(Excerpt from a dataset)

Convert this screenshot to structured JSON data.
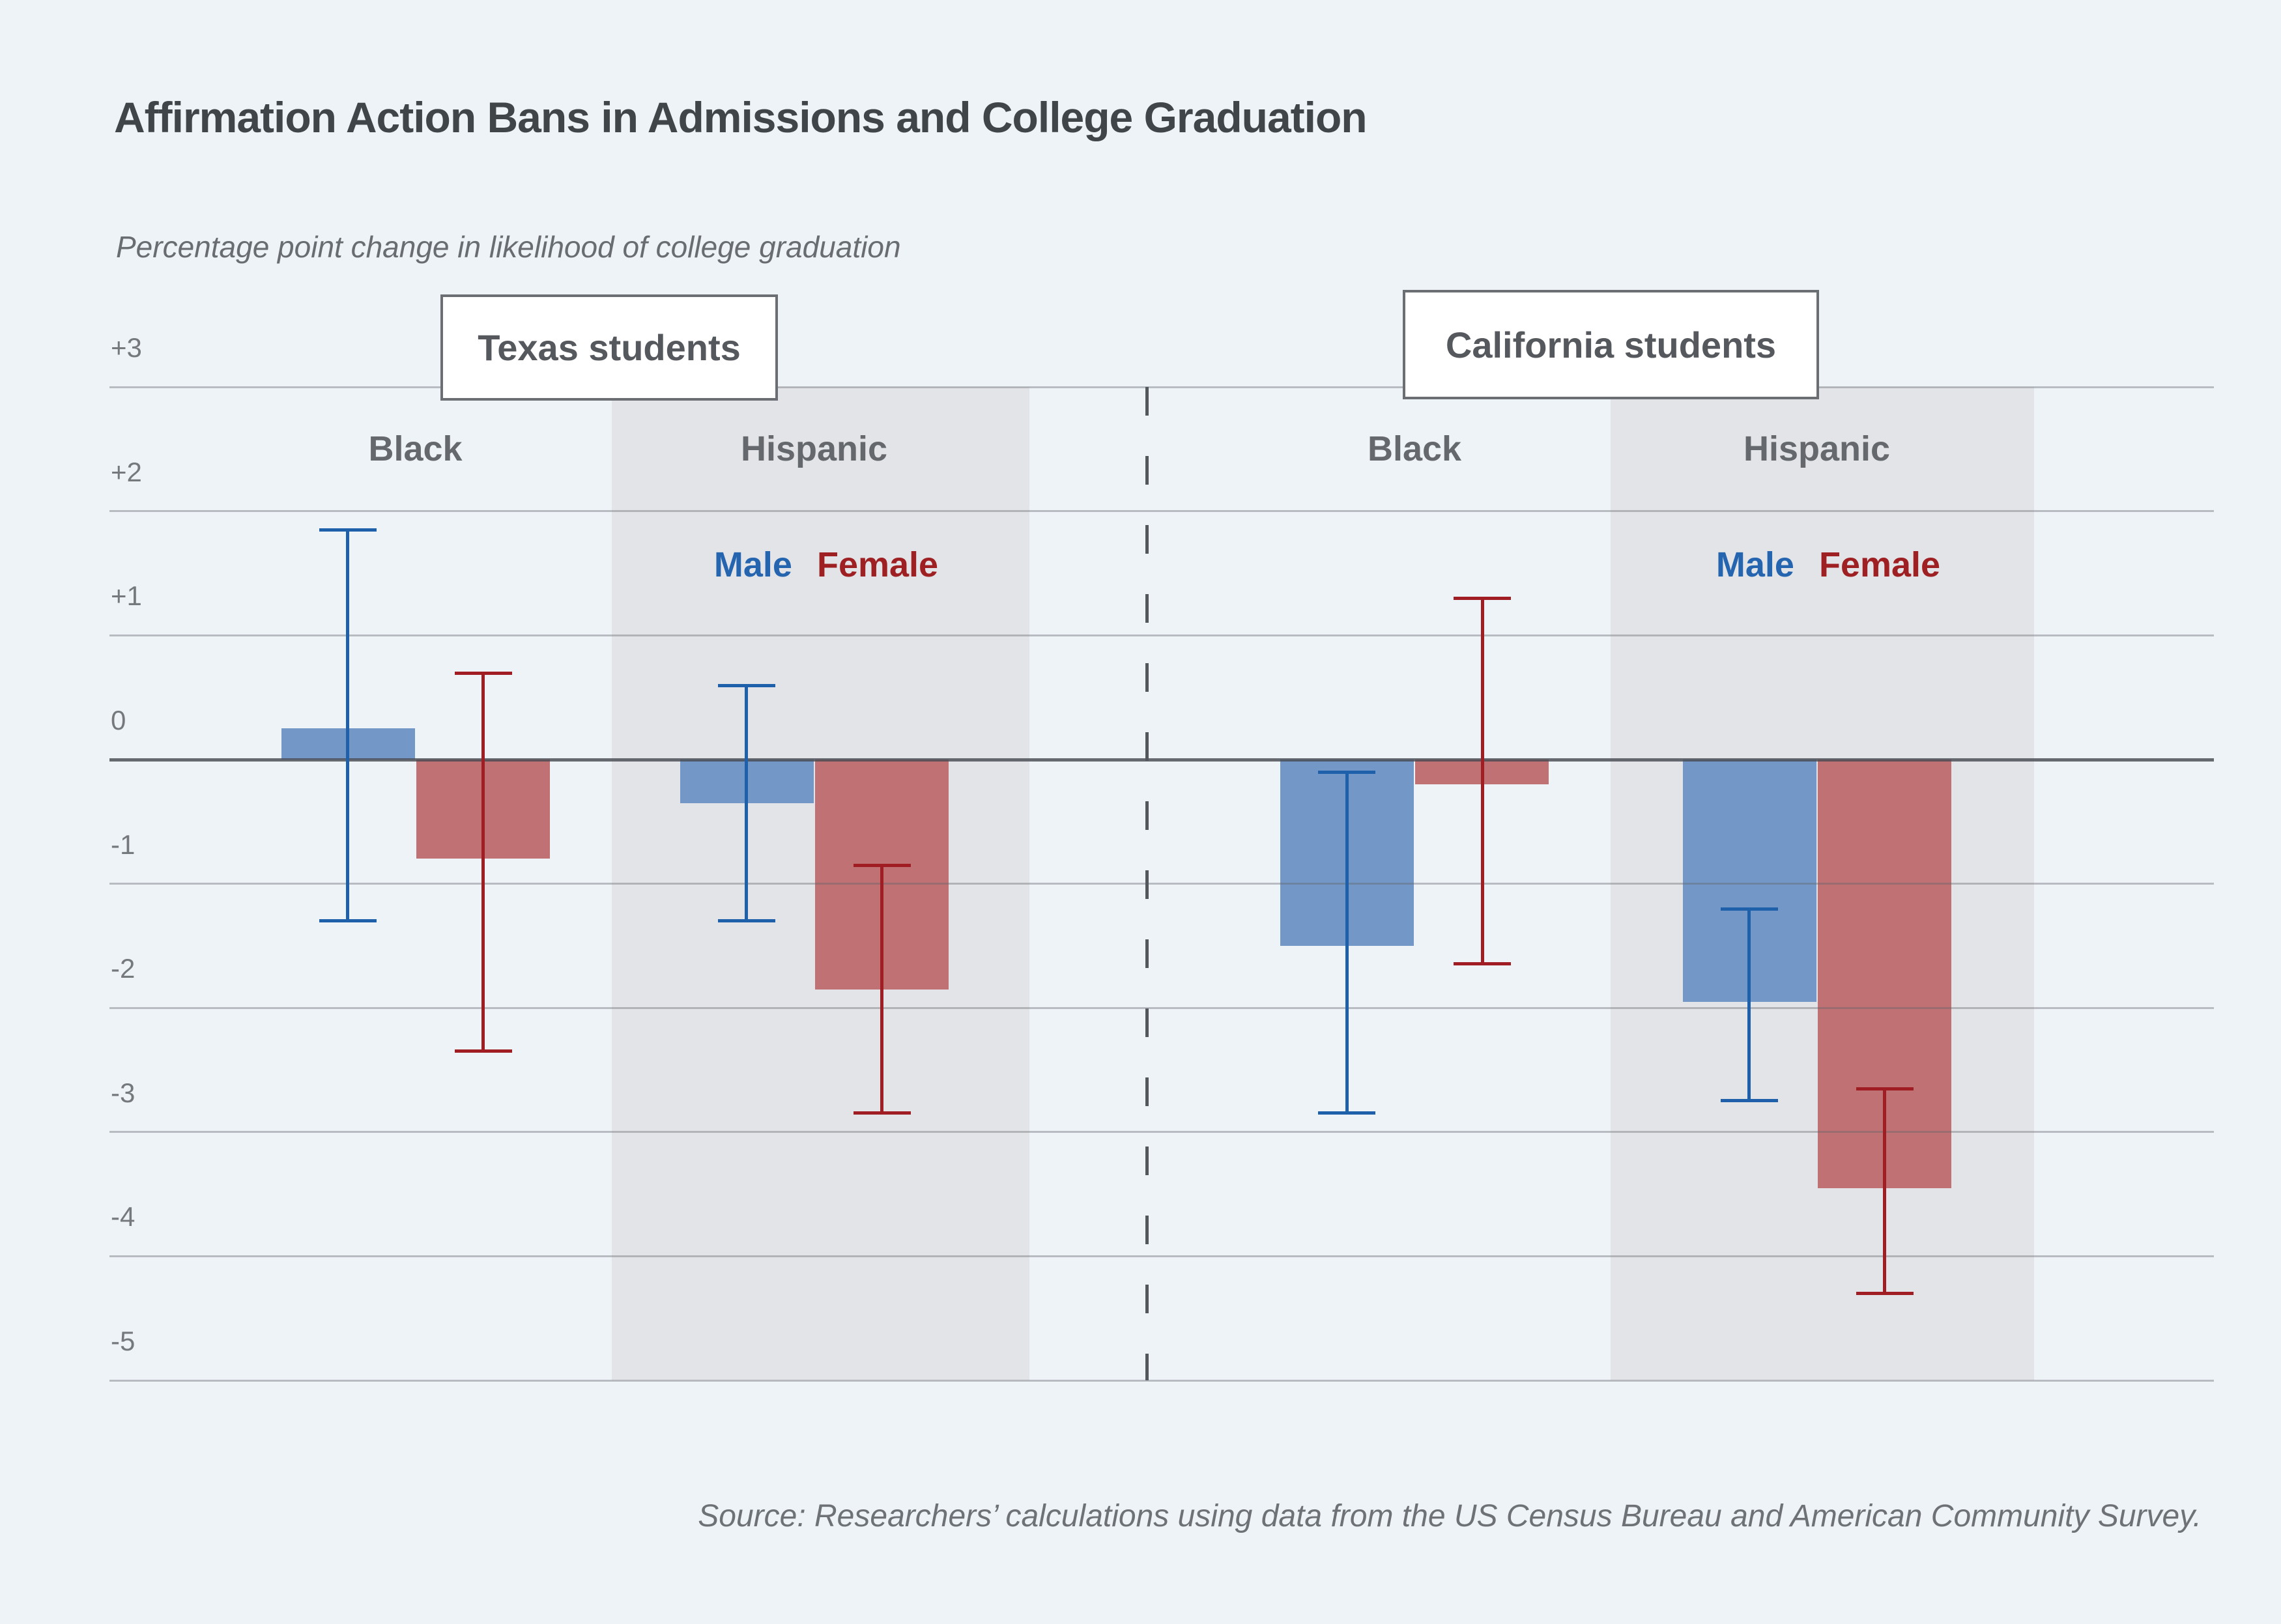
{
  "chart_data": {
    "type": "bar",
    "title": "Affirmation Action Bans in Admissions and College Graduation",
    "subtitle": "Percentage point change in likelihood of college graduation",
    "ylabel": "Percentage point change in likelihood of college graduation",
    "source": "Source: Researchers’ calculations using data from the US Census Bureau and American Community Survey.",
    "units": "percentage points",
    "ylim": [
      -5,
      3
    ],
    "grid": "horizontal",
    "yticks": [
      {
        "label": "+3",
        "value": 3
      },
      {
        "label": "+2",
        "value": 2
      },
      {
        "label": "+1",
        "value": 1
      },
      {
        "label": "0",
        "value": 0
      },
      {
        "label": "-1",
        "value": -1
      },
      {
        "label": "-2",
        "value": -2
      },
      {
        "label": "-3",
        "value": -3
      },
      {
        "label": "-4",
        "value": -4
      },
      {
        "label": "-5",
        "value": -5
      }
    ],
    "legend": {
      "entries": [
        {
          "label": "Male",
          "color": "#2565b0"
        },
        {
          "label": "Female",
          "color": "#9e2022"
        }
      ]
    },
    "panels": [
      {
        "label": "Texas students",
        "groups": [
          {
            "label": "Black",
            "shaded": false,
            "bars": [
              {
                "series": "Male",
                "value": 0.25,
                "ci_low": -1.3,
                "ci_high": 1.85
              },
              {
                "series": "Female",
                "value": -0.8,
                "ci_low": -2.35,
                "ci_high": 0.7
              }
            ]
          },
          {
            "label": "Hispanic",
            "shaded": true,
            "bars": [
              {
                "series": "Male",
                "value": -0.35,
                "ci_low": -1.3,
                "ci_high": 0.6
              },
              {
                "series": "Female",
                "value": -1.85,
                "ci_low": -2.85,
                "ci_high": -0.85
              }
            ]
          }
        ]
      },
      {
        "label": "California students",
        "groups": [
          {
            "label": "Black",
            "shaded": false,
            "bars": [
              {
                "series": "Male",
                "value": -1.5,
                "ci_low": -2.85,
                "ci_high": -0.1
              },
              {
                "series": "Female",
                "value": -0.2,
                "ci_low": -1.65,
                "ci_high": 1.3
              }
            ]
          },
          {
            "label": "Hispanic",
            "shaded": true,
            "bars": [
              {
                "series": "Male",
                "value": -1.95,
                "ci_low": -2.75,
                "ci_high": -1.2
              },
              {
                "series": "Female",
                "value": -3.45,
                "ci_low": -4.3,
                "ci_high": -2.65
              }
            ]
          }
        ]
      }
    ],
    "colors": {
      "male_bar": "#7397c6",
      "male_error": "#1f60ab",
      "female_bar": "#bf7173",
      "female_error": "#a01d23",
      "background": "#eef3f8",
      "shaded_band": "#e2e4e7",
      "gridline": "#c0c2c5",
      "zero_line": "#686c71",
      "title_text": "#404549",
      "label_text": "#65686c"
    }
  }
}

▶ To be done: Make an exact copy of all the material, but keep the pictures out of it.

▶ Answer for the task:
Convert this screenshot to structured JSON data.
{
  "chart_data": {
    "type": "bar",
    "title": "Affirmation Action Bans in Admissions and College Graduation",
    "subtitle": "Percentage point change in likelihood of college graduation",
    "ylabel": "Percentage point change in likelihood of college graduation",
    "source": "Source: Researchers’ calculations using data from the US Census Bureau and American Community Survey.",
    "units": "percentage points",
    "ylim": [
      -5,
      3
    ],
    "grid": "horizontal",
    "yticks": [
      {
        "label": "+3",
        "value": 3
      },
      {
        "label": "+2",
        "value": 2
      },
      {
        "label": "+1",
        "value": 1
      },
      {
        "label": "0",
        "value": 0
      },
      {
        "label": "-1",
        "value": -1
      },
      {
        "label": "-2",
        "value": -2
      },
      {
        "label": "-3",
        "value": -3
      },
      {
        "label": "-4",
        "value": -4
      },
      {
        "label": "-5",
        "value": -5
      }
    ],
    "legend": {
      "entries": [
        {
          "label": "Male",
          "color": "#2565b0"
        },
        {
          "label": "Female",
          "color": "#9e2022"
        }
      ]
    },
    "panels": [
      {
        "label": "Texas students",
        "groups": [
          {
            "label": "Black",
            "shaded": false,
            "bars": [
              {
                "series": "Male",
                "value": 0.25,
                "ci_low": -1.3,
                "ci_high": 1.85
              },
              {
                "series": "Female",
                "value": -0.8,
                "ci_low": -2.35,
                "ci_high": 0.7
              }
            ]
          },
          {
            "label": "Hispanic",
            "shaded": true,
            "bars": [
              {
                "series": "Male",
                "value": -0.35,
                "ci_low": -1.3,
                "ci_high": 0.6
              },
              {
                "series": "Female",
                "value": -1.85,
                "ci_low": -2.85,
                "ci_high": -0.85
              }
            ]
          }
        ]
      },
      {
        "label": "California students",
        "groups": [
          {
            "label": "Black",
            "shaded": false,
            "bars": [
              {
                "series": "Male",
                "value": -1.5,
                "ci_low": -2.85,
                "ci_high": -0.1
              },
              {
                "series": "Female",
                "value": -0.2,
                "ci_low": -1.65,
                "ci_high": 1.3
              }
            ]
          },
          {
            "label": "Hispanic",
            "shaded": true,
            "bars": [
              {
                "series": "Male",
                "value": -1.95,
                "ci_low": -2.75,
                "ci_high": -1.2
              },
              {
                "series": "Female",
                "value": -3.45,
                "ci_low": -4.3,
                "ci_high": -2.65
              }
            ]
          }
        ]
      }
    ],
    "colors": {
      "male_bar": "#7397c6",
      "male_error": "#1f60ab",
      "female_bar": "#bf7173",
      "female_error": "#a01d23",
      "background": "#eef3f8",
      "shaded_band": "#e2e4e7",
      "gridline": "#c0c2c5",
      "zero_line": "#686c71",
      "title_text": "#404549",
      "label_text": "#65686c"
    }
  }
}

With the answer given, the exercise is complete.